> [What needs to be done]
Exactly how many lines have the word "text"? Answer with the bare number.

* begin Material provided *

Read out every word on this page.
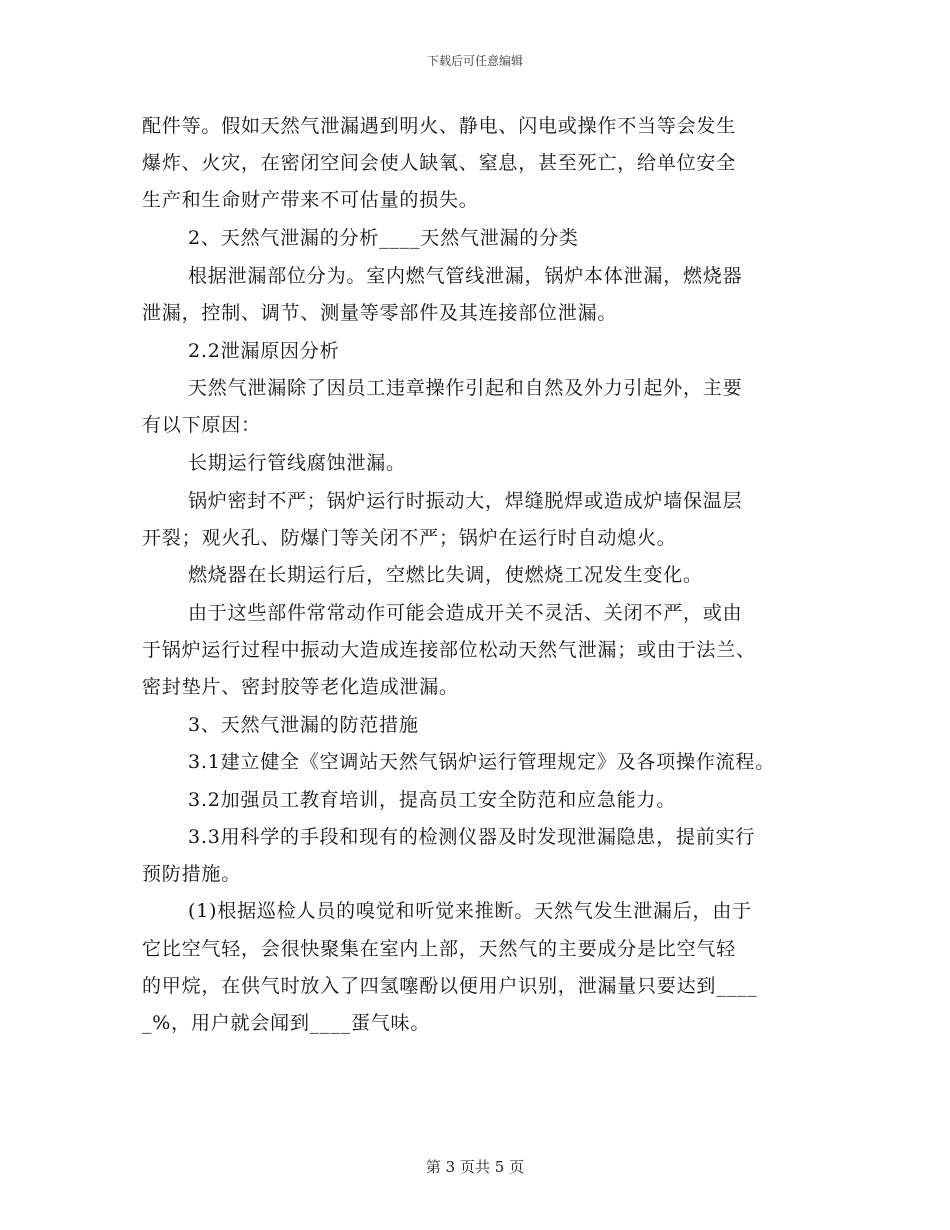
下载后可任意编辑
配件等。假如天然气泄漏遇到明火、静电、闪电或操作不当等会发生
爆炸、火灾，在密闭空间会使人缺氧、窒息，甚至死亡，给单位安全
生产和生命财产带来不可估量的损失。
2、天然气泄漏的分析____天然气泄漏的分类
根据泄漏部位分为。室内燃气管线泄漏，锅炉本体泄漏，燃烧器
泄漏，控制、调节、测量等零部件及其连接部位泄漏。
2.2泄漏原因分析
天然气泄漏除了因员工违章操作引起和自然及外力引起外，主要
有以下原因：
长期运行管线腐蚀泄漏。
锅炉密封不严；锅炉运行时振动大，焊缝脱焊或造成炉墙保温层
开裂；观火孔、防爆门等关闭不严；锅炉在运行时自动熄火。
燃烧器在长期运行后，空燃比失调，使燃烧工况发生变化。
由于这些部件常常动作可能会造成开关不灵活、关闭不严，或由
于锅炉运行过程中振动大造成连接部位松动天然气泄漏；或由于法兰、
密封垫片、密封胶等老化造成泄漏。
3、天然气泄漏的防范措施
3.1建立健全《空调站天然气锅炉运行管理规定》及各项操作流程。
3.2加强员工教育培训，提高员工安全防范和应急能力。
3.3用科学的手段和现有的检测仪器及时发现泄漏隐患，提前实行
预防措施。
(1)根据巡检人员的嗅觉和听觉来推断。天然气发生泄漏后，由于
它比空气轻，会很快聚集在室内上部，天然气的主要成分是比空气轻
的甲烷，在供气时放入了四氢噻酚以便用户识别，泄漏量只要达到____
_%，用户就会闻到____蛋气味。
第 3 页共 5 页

* end Material provided *
* begin Material provided *

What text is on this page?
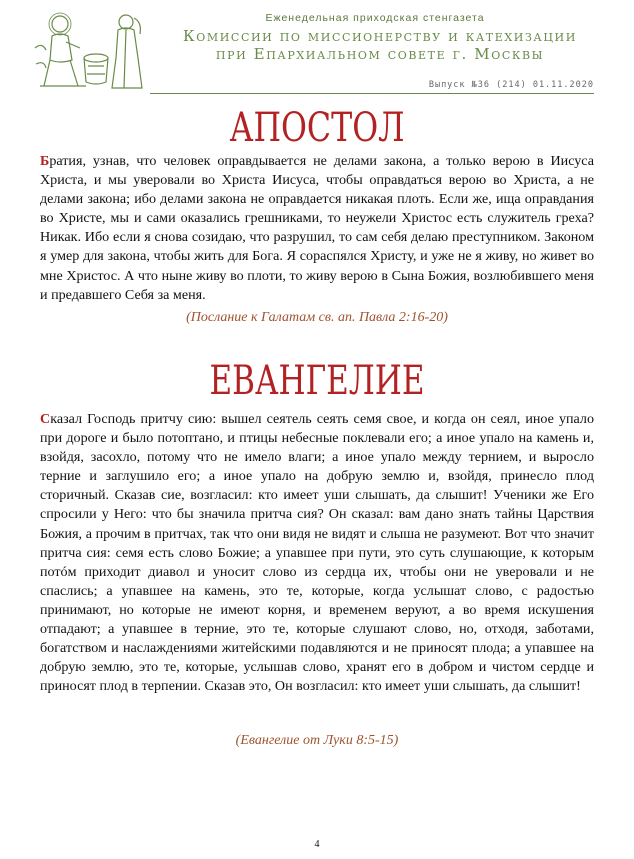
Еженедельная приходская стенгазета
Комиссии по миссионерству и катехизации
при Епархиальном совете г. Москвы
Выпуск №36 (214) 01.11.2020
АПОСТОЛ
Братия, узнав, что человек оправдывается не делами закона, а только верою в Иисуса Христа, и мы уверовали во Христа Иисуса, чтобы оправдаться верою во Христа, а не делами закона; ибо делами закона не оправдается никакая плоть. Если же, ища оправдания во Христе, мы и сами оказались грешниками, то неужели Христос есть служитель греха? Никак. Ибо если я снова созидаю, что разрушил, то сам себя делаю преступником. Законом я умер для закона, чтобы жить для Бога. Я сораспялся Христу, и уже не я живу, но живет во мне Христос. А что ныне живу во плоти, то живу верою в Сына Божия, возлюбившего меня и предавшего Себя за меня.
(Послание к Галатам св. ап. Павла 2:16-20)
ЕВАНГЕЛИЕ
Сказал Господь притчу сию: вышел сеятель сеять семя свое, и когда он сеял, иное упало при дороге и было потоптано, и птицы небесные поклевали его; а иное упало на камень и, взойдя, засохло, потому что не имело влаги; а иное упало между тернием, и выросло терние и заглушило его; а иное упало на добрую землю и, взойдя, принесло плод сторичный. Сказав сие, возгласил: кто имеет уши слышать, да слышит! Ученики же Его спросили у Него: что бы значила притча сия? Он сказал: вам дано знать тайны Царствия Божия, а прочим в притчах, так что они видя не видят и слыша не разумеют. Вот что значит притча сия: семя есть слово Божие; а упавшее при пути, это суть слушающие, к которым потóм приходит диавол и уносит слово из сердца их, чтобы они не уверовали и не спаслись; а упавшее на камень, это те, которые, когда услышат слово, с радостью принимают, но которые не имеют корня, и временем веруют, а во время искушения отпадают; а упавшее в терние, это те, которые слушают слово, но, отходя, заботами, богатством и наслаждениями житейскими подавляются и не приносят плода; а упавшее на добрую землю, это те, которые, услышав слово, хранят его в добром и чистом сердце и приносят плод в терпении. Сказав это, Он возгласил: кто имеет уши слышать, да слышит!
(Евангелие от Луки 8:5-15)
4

* end Material provided *
* begin Material provided *

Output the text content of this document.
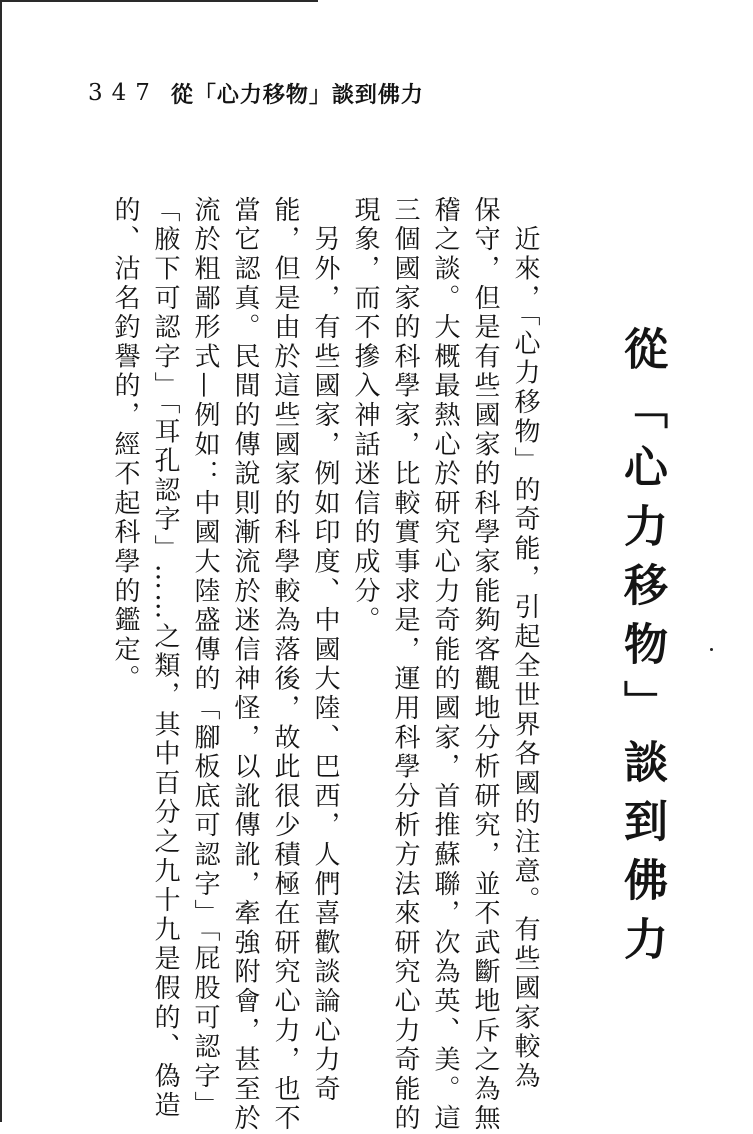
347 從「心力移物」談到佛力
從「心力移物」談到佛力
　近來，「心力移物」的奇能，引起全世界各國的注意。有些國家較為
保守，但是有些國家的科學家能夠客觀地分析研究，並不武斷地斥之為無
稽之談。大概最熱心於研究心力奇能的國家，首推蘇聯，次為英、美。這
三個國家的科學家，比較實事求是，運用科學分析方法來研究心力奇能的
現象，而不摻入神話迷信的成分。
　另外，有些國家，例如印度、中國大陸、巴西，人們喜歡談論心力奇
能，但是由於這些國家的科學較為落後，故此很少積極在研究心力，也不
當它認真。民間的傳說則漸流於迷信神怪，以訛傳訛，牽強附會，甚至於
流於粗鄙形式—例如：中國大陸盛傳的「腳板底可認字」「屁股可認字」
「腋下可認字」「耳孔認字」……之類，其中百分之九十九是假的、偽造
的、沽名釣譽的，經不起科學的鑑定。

* end Material provided *

> [Solution for this problem]
2